§ TASK: Under this task are some entries; return every one of them exactly.

§ INFORMATION SHOWN:
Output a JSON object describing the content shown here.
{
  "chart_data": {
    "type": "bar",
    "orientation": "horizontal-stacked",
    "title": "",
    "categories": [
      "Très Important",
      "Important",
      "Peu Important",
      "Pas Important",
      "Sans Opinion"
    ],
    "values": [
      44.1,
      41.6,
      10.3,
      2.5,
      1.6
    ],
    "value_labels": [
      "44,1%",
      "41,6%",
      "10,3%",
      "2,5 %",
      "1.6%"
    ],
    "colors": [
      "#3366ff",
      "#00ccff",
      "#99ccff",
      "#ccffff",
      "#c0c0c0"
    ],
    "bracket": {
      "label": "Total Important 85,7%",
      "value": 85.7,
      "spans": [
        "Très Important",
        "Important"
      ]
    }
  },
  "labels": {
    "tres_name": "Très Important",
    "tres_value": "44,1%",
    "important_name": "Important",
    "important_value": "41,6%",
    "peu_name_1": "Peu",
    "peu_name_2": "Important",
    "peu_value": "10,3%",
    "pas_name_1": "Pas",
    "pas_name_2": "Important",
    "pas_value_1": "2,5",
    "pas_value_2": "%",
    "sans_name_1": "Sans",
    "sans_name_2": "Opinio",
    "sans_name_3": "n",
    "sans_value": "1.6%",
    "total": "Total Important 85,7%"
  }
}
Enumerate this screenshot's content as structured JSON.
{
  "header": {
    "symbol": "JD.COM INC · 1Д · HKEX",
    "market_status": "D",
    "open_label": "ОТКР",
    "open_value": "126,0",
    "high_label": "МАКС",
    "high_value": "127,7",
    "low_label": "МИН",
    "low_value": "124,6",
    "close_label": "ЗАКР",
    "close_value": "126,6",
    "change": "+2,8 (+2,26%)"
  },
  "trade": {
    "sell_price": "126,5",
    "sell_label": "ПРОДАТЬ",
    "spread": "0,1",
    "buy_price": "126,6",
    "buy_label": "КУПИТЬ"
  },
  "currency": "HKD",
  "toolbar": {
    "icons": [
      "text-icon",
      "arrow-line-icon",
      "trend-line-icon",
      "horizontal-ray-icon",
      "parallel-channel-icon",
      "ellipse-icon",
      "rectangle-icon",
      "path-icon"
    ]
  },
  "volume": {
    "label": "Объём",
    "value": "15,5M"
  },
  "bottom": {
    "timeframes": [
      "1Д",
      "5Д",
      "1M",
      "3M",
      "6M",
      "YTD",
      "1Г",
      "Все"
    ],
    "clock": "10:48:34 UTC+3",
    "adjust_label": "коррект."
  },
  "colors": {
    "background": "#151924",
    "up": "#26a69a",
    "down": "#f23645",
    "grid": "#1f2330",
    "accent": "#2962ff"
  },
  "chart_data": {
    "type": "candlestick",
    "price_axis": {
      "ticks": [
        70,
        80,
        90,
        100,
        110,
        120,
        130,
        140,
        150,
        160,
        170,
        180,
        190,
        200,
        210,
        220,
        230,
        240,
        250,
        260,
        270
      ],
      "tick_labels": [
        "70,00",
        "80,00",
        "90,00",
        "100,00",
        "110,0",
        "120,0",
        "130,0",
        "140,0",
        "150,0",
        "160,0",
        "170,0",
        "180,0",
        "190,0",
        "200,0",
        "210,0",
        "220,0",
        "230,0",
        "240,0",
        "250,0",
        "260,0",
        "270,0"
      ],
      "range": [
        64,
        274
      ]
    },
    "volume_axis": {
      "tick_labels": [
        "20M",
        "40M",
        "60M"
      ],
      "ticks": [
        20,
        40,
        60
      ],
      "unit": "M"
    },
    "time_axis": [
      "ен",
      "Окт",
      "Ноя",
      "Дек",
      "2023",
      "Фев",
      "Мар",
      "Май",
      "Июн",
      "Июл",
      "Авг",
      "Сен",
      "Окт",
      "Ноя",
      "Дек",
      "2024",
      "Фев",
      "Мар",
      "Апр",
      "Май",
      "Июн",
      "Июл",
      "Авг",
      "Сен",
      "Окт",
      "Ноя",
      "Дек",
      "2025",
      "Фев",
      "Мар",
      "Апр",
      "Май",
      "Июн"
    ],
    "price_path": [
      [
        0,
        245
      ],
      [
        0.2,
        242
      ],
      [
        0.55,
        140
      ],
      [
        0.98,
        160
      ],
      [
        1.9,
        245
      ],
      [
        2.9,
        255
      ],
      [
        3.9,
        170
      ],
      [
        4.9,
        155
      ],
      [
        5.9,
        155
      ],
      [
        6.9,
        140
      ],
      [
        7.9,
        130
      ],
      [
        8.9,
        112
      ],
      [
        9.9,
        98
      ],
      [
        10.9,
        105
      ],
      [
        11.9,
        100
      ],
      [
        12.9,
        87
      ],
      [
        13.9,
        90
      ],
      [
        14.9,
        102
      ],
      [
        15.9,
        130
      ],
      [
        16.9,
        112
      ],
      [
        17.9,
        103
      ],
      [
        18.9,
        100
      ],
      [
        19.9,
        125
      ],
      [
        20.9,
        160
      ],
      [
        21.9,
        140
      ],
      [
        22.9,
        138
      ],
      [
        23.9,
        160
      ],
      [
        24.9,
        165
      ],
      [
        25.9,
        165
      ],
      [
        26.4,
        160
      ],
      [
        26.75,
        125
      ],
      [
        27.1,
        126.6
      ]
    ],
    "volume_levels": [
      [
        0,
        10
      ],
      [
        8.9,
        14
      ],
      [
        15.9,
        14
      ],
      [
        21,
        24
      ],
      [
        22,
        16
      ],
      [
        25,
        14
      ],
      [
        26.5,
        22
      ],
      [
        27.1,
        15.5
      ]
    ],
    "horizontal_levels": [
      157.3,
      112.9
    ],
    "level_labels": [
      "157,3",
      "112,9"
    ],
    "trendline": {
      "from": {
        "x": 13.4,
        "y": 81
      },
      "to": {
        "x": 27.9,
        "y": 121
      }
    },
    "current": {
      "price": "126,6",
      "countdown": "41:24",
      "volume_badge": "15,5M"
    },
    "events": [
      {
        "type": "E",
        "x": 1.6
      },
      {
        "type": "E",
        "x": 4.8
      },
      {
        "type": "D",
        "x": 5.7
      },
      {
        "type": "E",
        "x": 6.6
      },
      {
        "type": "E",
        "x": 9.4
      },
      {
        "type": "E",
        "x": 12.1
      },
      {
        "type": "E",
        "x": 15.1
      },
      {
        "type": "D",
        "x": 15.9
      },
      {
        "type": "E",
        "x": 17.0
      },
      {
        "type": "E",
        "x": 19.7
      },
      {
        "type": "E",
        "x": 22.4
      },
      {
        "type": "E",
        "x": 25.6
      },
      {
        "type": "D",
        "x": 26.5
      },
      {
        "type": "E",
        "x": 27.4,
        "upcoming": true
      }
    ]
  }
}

§ RESULT OF THIS EXERCISE:
Output a JSON object describing the content shown here.
{
  "chart_data": {
    "type": "bar",
    "orientation": "horizontal-stacked",
    "title": "",
    "categories": [
      "Très Important",
      "Important",
      "Peu Important",
      "Pas Important",
      "Sans Opinion"
    ],
    "values": [
      44.1,
      41.6,
      10.3,
      2.5,
      1.6
    ],
    "value_labels": [
      "44,1%",
      "41,6%",
      "10,3%",
      "2,5 %",
      "1.6%"
    ],
    "colors": [
      "#3366ff",
      "#00ccff",
      "#99ccff",
      "#ccffff",
      "#c0c0c0"
    ],
    "bracket": {
      "label": "Total Important 85,7%",
      "value": 85.7,
      "spans": [
        "Très Important",
        "Important"
      ]
    }
  },
  "labels": {
    "tres_name": "Très Important",
    "tres_value": "44,1%",
    "important_name": "Important",
    "important_value": "41,6%",
    "peu_name_1": "Peu",
    "peu_name_2": "Important",
    "peu_value": "10,3%",
    "pas_name_1": "Pas",
    "pas_name_2": "Important",
    "pas_value_1": "2,5",
    "pas_value_2": "%",
    "sans_name_1": "Sans",
    "sans_name_2": "Opinio",
    "sans_name_3": "n",
    "sans_value": "1.6%",
    "total": "Total Important 85,7%"
  }
}
Enumerate this screenshot's content as structured JSON.
{
  "header": {
    "symbol": "JD.COM INC · 1Д · HKEX",
    "market_status": "D",
    "open_label": "ОТКР",
    "open_value": "126,0",
    "high_label": "МАКС",
    "high_value": "127,7",
    "low_label": "МИН",
    "low_value": "124,6",
    "close_label": "ЗАКР",
    "close_value": "126,6",
    "change": "+2,8 (+2,26%)"
  },
  "trade": {
    "sell_price": "126,5",
    "sell_label": "ПРОДАТЬ",
    "spread": "0,1",
    "buy_price": "126,6",
    "buy_label": "КУПИТЬ"
  },
  "currency": "HKD",
  "toolbar": {
    "icons": [
      "text-icon",
      "arrow-line-icon",
      "trend-line-icon",
      "horizontal-ray-icon",
      "parallel-channel-icon",
      "ellipse-icon",
      "rectangle-icon",
      "path-icon"
    ]
  },
  "volume": {
    "label": "Объём",
    "value": "15,5M"
  },
  "bottom": {
    "timeframes": [
      "1Д",
      "5Д",
      "1M",
      "3M",
      "6M",
      "YTD",
      "1Г",
      "Все"
    ],
    "clock": "10:48:34 UTC+3",
    "adjust_label": "коррект."
  },
  "colors": {
    "background": "#151924",
    "up": "#26a69a",
    "down": "#f23645",
    "grid": "#1f2330",
    "accent": "#2962ff"
  },
  "chart_data": {
    "type": "candlestick",
    "price_axis": {
      "ticks": [
        70,
        80,
        90,
        100,
        110,
        120,
        130,
        140,
        150,
        160,
        170,
        180,
        190,
        200,
        210,
        220,
        230,
        240,
        250,
        260,
        270
      ],
      "tick_labels": [
        "70,00",
        "80,00",
        "90,00",
        "100,00",
        "110,0",
        "120,0",
        "130,0",
        "140,0",
        "150,0",
        "160,0",
        "170,0",
        "180,0",
        "190,0",
        "200,0",
        "210,0",
        "220,0",
        "230,0",
        "240,0",
        "250,0",
        "260,0",
        "270,0"
      ],
      "range": [
        64,
        274
      ]
    },
    "volume_axis": {
      "tick_labels": [
        "20M",
        "40M",
        "60M"
      ],
      "ticks": [
        20,
        40,
        60
      ],
      "unit": "M"
    },
    "time_axis": [
      "ен",
      "Окт",
      "Ноя",
      "Дек",
      "2023",
      "Фев",
      "Мар",
      "Май",
      "Июн",
      "Июл",
      "Авг",
      "Сен",
      "Окт",
      "Ноя",
      "Дек",
      "2024",
      "Фев",
      "Мар",
      "Апр",
      "Май",
      "Июн",
      "Июл",
      "Авг",
      "Сен",
      "Окт",
      "Ноя",
      "Дек",
      "2025",
      "Фев",
      "Мар",
      "Апр",
      "Май",
      "Июн"
    ],
    "price_path": [
      [
        0,
        245
      ],
      [
        0.2,
        242
      ],
      [
        0.55,
        140
      ],
      [
        0.98,
        160
      ],
      [
        1.9,
        245
      ],
      [
        2.9,
        255
      ],
      [
        3.9,
        170
      ],
      [
        4.9,
        155
      ],
      [
        5.9,
        155
      ],
      [
        6.9,
        140
      ],
      [
        7.9,
        130
      ],
      [
        8.9,
        112
      ],
      [
        9.9,
        98
      ],
      [
        10.9,
        105
      ],
      [
        11.9,
        100
      ],
      [
        12.9,
        87
      ],
      [
        13.9,
        90
      ],
      [
        14.9,
        102
      ],
      [
        15.9,
        130
      ],
      [
        16.9,
        112
      ],
      [
        17.9,
        103
      ],
      [
        18.9,
        100
      ],
      [
        19.9,
        125
      ],
      [
        20.9,
        160
      ],
      [
        21.9,
        140
      ],
      [
        22.9,
        138
      ],
      [
        23.9,
        160
      ],
      [
        24.9,
        165
      ],
      [
        25.9,
        165
      ],
      [
        26.4,
        160
      ],
      [
        26.75,
        125
      ],
      [
        27.1,
        126.6
      ]
    ],
    "volume_levels": [
      [
        0,
        10
      ],
      [
        8.9,
        14
      ],
      [
        15.9,
        14
      ],
      [
        21,
        24
      ],
      [
        22,
        16
      ],
      [
        25,
        14
      ],
      [
        26.5,
        22
      ],
      [
        27.1,
        15.5
      ]
    ],
    "horizontal_levels": [
      157.3,
      112.9
    ],
    "level_labels": [
      "157,3",
      "112,9"
    ],
    "trendline": {
      "from": {
        "x": 13.4,
        "y": 81
      },
      "to": {
        "x": 27.9,
        "y": 121
      }
    },
    "current": {
      "price": "126,6",
      "countdown": "41:24",
      "volume_badge": "15,5M"
    },
    "events": [
      {
        "type": "E",
        "x": 1.6
      },
      {
        "type": "E",
        "x": 4.8
      },
      {
        "type": "D",
        "x": 5.7
      },
      {
        "type": "E",
        "x": 6.6
      },
      {
        "type": "E",
        "x": 9.4
      },
      {
        "type": "E",
        "x": 12.1
      },
      {
        "type": "E",
        "x": 15.1
      },
      {
        "type": "D",
        "x": 15.9
      },
      {
        "type": "E",
        "x": 17.0
      },
      {
        "type": "E",
        "x": 19.7
      },
      {
        "type": "E",
        "x": 22.4
      },
      {
        "type": "E",
        "x": 25.6
      },
      {
        "type": "D",
        "x": 26.5
      },
      {
        "type": "E",
        "x": 27.4,
        "upcoming": true
      }
    ]
  }
}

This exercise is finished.